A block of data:
● ● ● ● ●
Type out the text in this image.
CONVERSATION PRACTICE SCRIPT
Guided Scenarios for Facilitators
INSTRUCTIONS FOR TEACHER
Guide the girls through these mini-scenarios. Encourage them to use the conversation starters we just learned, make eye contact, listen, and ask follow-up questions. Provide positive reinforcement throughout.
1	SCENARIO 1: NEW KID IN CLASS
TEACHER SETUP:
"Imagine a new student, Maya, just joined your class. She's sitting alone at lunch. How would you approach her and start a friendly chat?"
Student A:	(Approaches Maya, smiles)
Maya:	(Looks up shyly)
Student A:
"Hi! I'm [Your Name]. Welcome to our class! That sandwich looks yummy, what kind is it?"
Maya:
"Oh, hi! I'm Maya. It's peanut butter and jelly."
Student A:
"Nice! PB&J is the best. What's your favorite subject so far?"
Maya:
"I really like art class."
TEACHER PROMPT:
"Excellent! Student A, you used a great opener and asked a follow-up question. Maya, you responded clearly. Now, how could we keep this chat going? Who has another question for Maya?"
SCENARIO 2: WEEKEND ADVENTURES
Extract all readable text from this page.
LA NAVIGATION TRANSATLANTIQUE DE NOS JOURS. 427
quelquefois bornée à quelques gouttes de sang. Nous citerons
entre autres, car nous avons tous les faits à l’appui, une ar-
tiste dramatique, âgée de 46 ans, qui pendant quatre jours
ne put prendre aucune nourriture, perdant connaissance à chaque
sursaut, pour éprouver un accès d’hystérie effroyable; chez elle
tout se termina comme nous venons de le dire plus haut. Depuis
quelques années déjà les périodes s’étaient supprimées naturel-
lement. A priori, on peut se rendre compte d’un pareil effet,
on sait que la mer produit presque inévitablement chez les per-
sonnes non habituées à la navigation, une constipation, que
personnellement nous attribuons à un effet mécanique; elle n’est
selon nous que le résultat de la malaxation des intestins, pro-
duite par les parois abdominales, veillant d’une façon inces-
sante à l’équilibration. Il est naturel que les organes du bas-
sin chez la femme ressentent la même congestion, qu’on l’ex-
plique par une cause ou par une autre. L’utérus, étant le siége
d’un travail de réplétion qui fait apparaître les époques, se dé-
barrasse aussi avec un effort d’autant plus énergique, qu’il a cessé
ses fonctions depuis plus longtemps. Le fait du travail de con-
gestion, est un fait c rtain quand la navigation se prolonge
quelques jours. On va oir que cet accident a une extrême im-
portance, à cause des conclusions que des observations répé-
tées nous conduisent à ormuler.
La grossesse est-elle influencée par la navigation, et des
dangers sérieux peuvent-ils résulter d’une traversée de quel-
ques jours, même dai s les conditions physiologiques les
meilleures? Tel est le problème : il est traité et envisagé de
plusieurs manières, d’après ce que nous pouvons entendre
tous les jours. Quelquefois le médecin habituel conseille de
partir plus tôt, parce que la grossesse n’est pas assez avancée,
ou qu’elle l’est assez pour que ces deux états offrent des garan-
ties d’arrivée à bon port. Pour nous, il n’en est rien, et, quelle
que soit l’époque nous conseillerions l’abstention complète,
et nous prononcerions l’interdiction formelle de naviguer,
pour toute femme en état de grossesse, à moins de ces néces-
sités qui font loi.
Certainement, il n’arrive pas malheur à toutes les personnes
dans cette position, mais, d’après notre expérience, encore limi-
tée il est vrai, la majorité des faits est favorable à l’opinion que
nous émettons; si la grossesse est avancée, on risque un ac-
● ● ● ● ●
Reproduce the data in its entirety, matching each character.

### RESULT FOR THIS TASK
Type out the text in this image.
CONVERSATION PRACTICE SCRIPT
Guided Scenarios for Facilitators
INSTRUCTIONS FOR TEACHER
Guide the girls through these mini-scenarios. Encourage them to use the conversation starters we just learned, make eye contact, listen, and ask follow-up questions. Provide positive reinforcement throughout.
1	SCENARIO 1: NEW KID IN CLASS
TEACHER SETUP:
"Imagine a new student, Maya, just joined your class. She's sitting alone at lunch. How would you approach her and start a friendly chat?"
Student A:	(Approaches Maya, smiles)
Maya:	(Looks up shyly)
Student A:
"Hi! I'm [Your Name]. Welcome to our class! That sandwich looks yummy, what kind is it?"
Maya:
"Oh, hi! I'm Maya. It's peanut butter and jelly."
Student A:
"Nice! PB&J is the best. What's your favorite subject so far?"
Maya:
"I really like art class."
TEACHER PROMPT:
"Excellent! Student A, you used a great opener and asked a follow-up question. Maya, you responded clearly. Now, how could we keep this chat going? Who has another question for Maya?"
SCENARIO 2: WEEKEND ADVENTURES
Extract all readable text from this page.
LA NAVIGATION TRANSATLANTIQUE DE NOS JOURS. 427
quelquefois bornée à quelques gouttes de sang. Nous citerons
entre autres, car nous avons tous les faits à l’appui, une ar-
tiste dramatique, âgée de 46 ans, qui pendant quatre jours
ne put prendre aucune nourriture, perdant connaissance à chaque
sursaut, pour éprouver un accès d’hystérie effroyable; chez elle
tout se termina comme nous venons de le dire plus haut. Depuis
quelques années déjà les périodes s’étaient supprimées naturel-
lement. A priori, on peut se rendre compte d’un pareil effet,
on sait que la mer produit presque inévitablement chez les per-
sonnes non habituées à la navigation, une constipation, que
personnellement nous attribuons à un effet mécanique; elle n’est
selon nous que le résultat de la malaxation des intestins, pro-
duite par les parois abdominales, veillant d’une façon inces-
sante à l’équilibration. Il est naturel que les organes du bas-
sin chez la femme ressentent la même congestion, qu’on l’ex-
plique par une cause ou par une autre. L’utérus, étant le siége
d’un travail de réplétion qui fait apparaître les époques, se dé-
barrasse aussi avec un effort d’autant plus énergique, qu’il a cessé
ses fonctions depuis plus longtemps. Le fait du travail de con-
gestion, est un fait c rtain quand la navigation se prolonge
quelques jours. On va oir que cet accident a une extrême im-
portance, à cause des conclusions que des observations répé-
tées nous conduisent à ormuler.
La grossesse est-elle influencée par la navigation, et des
dangers sérieux peuvent-ils résulter d’une traversée de quel-
ques jours, même dai s les conditions physiologiques les
meilleures? Tel est le problème : il est traité et envisagé de
plusieurs manières, d’après ce que nous pouvons entendre
tous les jours. Quelquefois le médecin habituel conseille de
partir plus tôt, parce que la grossesse n’est pas assez avancée,
ou qu’elle l’est assez pour que ces deux états offrent des garan-
ties d’arrivée à bon port. Pour nous, il n’en est rien, et, quelle
que soit l’époque nous conseillerions l’abstention complète,
et nous prononcerions l’interdiction formelle de naviguer,
pour toute femme en état de grossesse, à moins de ces néces-
sités qui font loi.
Certainement, il n’arrive pas malheur à toutes les personnes
dans cette position, mais, d’après notre expérience, encore limi-
tée il est vrai, la majorité des faits est favorable à l’opinion que
nous émettons; si la grossesse est avancée, on risque un ac-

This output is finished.